[INFORMATION SHOWN start]

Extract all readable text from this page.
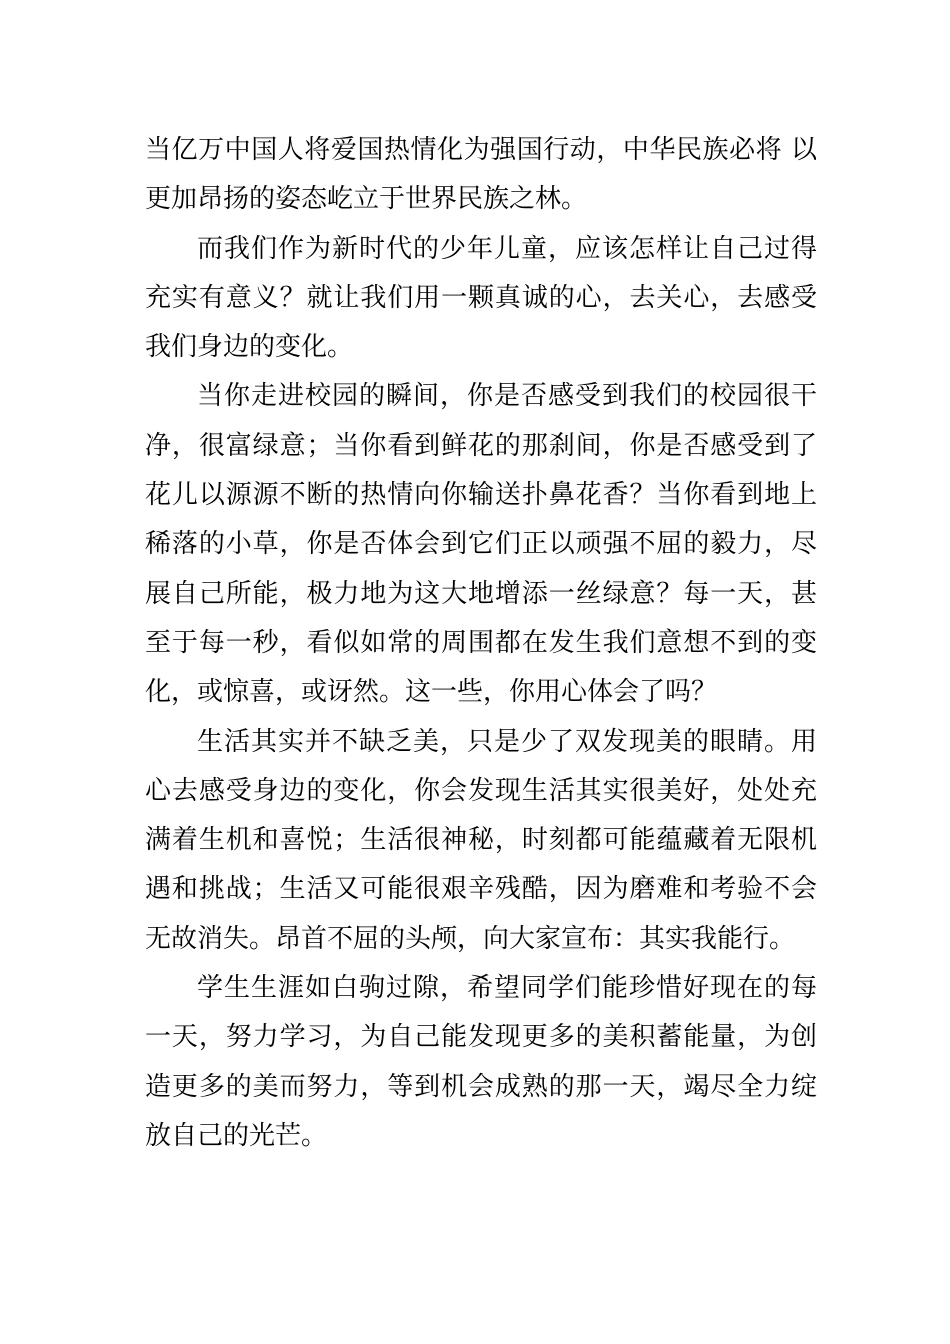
当亿万中国人将爱国热情化为强国行动，中华民族必将 以更加昂扬的姿态屹立于世界民族之林。

而我们作为新时代的少年儿童，应该怎样让自己过得充实有意义？就让我们用一颗真诚的心，去关心，去感受我们身边的变化。

当你走进校园的瞬间，你是否感受到我们的校园很干净，很富绿意；当你看到鲜花的那刹间，你是否感受到了花儿以源源不断的热情向你输送扑鼻花香？当你看到地上稀落的小草，你是否体会到它们正以顽强不屈的毅力，尽展自己所能，极力地为这大地增添一丝绿意？每一天，甚至于每一秒，看似如常的周围都在发生我们意想不到的变化，或惊喜，或讶然。这一些，你用心体会了吗？

生活其实并不缺乏美，只是少了双发现美的眼睛。用心去感受身边的变化，你会发现生活其实很美好，处处充满着生机和喜悦；生活很神秘，时刻都可能蕴藏着无限机遇和挑战；生活又可能很艰辛残酷，因为磨难和考验不会无故消失。昂首不屈的头颅，向大家宣布：其实我能行。

学生生涯如白驹过隙，希望同学们能珍惜好现在的每一天，努力学习，为自己能发现更多的美积蓄能量，为创造更多的美而努力，等到机会成熟的那一天，竭尽全力绽放自己的光芒。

[INFORMATION SHOWN end]

> [DIRECTION] Reproduce the data above in full, exactly as it is, with the pictures left out.

> [RESULT FOR THIS TASK]
Extract all readable text from this page.
当亿万中国人将爱国热情化为强国行动，中华民族必将 以更加昂扬的姿态屹立于世界民族之林。

而我们作为新时代的少年儿童，应该怎样让自己过得充实有意义？就让我们用一颗真诚的心，去关心，去感受我们身边的变化。

当你走进校园的瞬间，你是否感受到我们的校园很干净，很富绿意；当你看到鲜花的那刹间，你是否感受到了花儿以源源不断的热情向你输送扑鼻花香？当你看到地上稀落的小草，你是否体会到它们正以顽强不屈的毅力，尽展自己所能，极力地为这大地增添一丝绿意？每一天，甚至于每一秒，看似如常的周围都在发生我们意想不到的变化，或惊喜，或讶然。这一些，你用心体会了吗？

生活其实并不缺乏美，只是少了双发现美的眼睛。用心去感受身边的变化，你会发现生活其实很美好，处处充满着生机和喜悦；生活很神秘，时刻都可能蕴藏着无限机遇和挑战；生活又可能很艰辛残酷，因为磨难和考验不会无故消失。昂首不屈的头颅，向大家宣布：其实我能行。

学生生涯如白驹过隙，希望同学们能珍惜好现在的每一天，努力学习，为自己能发现更多的美积蓄能量，为创造更多的美而努力，等到机会成熟的那一天，竭尽全力绽放自己的光芒。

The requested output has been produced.